• Task to carry out: Search the records below for the word "Переместить". Pull out each line that has it.

• Data records:
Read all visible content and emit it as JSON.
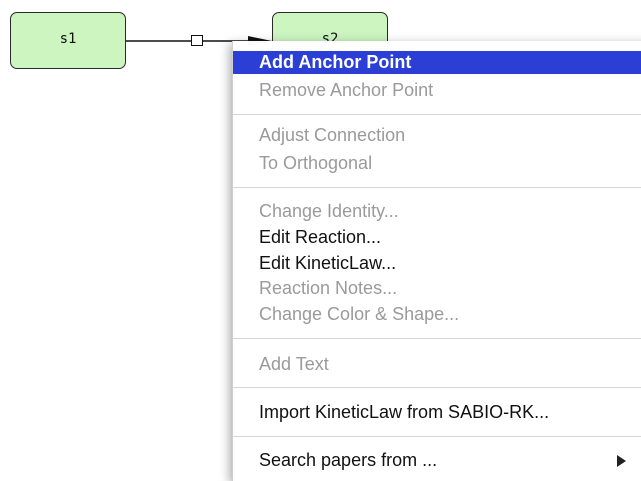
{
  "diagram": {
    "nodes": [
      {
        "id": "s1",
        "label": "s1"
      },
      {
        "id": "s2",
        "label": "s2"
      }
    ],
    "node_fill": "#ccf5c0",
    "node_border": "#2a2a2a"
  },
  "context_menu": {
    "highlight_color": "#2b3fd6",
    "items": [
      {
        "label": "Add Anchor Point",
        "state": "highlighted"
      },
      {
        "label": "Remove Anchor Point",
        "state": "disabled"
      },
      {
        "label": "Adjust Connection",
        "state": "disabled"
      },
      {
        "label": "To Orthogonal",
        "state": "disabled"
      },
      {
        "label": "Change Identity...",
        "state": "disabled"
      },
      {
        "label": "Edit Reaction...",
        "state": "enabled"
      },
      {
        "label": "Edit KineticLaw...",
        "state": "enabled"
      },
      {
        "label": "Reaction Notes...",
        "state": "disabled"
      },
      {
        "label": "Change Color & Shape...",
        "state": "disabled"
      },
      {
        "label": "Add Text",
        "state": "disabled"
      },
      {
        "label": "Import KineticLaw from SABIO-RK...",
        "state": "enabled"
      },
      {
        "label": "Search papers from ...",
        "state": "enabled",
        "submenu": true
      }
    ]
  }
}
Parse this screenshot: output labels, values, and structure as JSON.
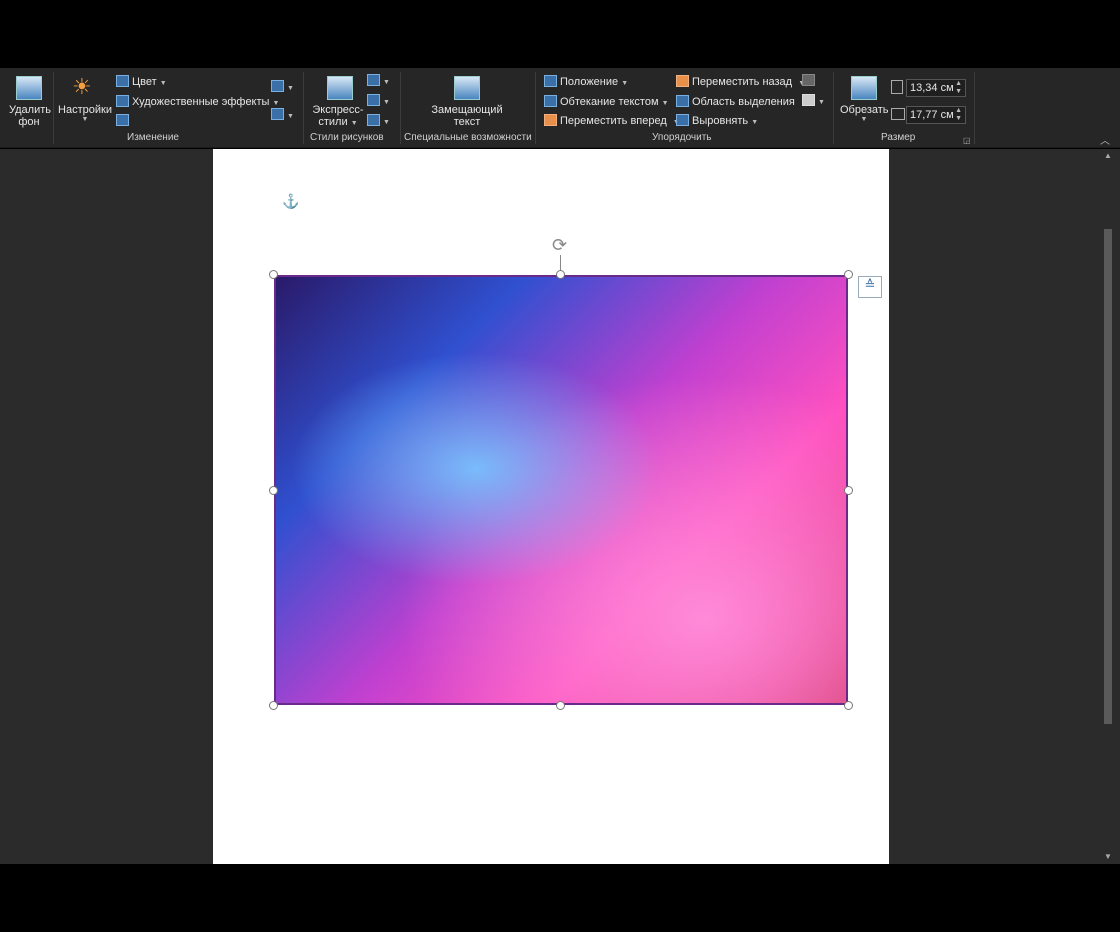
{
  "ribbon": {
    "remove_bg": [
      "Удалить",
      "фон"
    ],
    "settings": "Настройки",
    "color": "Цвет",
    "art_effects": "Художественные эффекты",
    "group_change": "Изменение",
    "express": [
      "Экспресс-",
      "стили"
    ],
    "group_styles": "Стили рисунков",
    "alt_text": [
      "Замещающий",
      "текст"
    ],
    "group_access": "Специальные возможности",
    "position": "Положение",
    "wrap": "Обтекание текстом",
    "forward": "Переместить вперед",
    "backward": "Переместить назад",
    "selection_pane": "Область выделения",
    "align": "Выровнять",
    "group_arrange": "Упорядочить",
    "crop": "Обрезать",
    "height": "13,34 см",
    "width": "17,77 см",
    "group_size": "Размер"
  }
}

---

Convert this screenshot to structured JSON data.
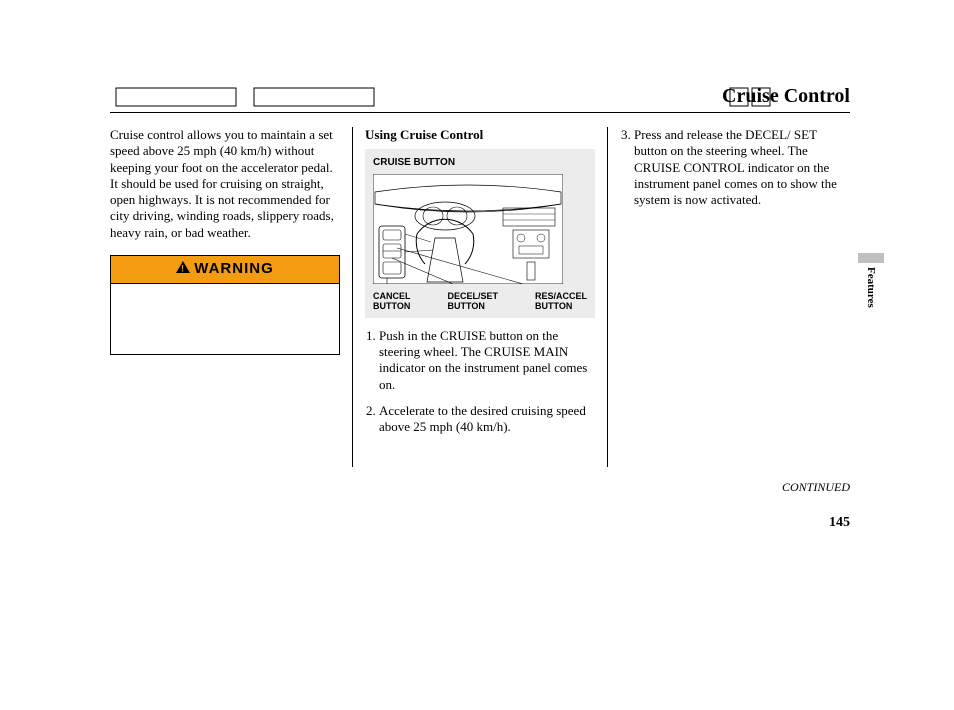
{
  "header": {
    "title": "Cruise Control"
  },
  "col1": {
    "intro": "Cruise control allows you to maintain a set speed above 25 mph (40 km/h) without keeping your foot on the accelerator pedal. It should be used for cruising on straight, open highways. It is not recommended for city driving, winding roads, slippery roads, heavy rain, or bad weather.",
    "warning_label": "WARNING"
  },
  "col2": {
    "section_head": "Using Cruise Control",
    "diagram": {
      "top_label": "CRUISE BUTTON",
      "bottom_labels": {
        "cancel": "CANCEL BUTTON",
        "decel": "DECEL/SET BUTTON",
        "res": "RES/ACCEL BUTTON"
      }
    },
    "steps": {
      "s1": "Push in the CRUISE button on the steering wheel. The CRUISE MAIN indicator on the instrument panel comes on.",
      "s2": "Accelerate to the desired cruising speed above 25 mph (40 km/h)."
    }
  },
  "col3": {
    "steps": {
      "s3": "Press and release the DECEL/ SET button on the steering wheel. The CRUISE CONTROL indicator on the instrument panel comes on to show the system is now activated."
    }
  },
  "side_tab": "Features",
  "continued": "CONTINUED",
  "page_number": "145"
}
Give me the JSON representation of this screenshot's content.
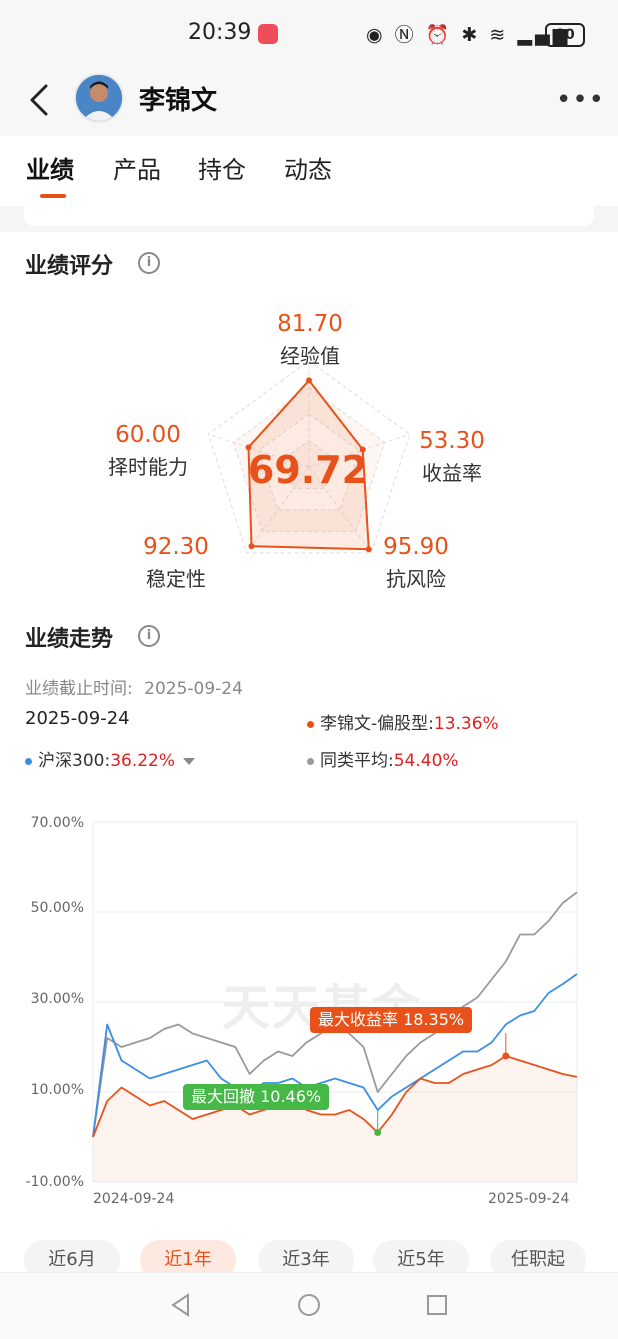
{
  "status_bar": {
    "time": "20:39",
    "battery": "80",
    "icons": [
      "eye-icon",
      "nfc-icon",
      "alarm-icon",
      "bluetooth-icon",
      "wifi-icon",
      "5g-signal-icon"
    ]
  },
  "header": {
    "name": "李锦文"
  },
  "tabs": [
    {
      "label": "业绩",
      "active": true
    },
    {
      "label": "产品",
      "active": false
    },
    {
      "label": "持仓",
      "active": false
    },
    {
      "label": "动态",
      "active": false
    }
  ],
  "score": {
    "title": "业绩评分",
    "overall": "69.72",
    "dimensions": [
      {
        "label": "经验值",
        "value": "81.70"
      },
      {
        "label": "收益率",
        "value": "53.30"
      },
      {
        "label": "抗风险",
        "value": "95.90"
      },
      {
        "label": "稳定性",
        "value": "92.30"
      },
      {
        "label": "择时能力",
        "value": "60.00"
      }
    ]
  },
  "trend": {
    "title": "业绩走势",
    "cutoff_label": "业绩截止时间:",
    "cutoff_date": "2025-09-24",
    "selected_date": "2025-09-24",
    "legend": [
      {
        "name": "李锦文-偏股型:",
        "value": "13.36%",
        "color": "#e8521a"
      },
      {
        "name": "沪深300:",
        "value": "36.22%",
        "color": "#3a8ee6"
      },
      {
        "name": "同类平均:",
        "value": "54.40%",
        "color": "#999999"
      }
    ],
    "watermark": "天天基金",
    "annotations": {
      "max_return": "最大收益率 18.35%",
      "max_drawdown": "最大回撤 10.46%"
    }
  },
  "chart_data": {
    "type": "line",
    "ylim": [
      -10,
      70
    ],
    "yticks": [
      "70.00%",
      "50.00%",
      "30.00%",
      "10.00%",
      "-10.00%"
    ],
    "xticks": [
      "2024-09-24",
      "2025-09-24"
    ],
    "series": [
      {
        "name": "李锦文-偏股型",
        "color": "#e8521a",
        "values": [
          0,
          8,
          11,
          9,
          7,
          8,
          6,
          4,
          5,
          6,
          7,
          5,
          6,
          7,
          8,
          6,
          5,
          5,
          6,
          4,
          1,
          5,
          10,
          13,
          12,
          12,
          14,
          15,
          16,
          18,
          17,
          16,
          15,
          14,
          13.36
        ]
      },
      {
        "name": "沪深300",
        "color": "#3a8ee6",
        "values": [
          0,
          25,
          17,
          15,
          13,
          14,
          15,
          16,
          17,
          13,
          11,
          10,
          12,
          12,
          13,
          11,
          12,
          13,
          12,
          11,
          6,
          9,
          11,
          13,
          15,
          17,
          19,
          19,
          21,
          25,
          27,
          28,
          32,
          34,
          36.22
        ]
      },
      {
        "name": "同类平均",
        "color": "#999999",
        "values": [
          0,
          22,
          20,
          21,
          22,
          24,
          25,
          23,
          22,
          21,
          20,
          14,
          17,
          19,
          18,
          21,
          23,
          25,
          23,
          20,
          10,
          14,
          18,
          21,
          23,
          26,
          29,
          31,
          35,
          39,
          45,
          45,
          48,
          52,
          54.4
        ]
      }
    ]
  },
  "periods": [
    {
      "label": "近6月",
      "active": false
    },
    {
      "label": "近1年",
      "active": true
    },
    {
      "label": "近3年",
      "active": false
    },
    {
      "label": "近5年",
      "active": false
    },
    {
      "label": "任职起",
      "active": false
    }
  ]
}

...

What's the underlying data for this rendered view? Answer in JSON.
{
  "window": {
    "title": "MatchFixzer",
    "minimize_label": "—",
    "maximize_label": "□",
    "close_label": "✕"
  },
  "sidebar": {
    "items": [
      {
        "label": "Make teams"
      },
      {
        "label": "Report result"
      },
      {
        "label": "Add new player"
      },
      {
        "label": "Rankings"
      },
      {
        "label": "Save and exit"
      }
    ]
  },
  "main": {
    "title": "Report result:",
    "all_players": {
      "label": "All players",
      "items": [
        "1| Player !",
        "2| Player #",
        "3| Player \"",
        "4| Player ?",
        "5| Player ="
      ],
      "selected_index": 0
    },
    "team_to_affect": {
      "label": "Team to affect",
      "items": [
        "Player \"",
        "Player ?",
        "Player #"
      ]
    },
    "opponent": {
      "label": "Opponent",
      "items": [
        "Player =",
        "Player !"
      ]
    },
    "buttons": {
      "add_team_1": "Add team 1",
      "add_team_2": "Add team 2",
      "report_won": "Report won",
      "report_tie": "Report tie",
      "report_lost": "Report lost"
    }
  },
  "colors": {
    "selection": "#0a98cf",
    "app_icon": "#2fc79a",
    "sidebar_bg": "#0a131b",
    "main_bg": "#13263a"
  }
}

• Result of the task:
    "forward": "Переместить вперед",
    "backward": "Переместить назад",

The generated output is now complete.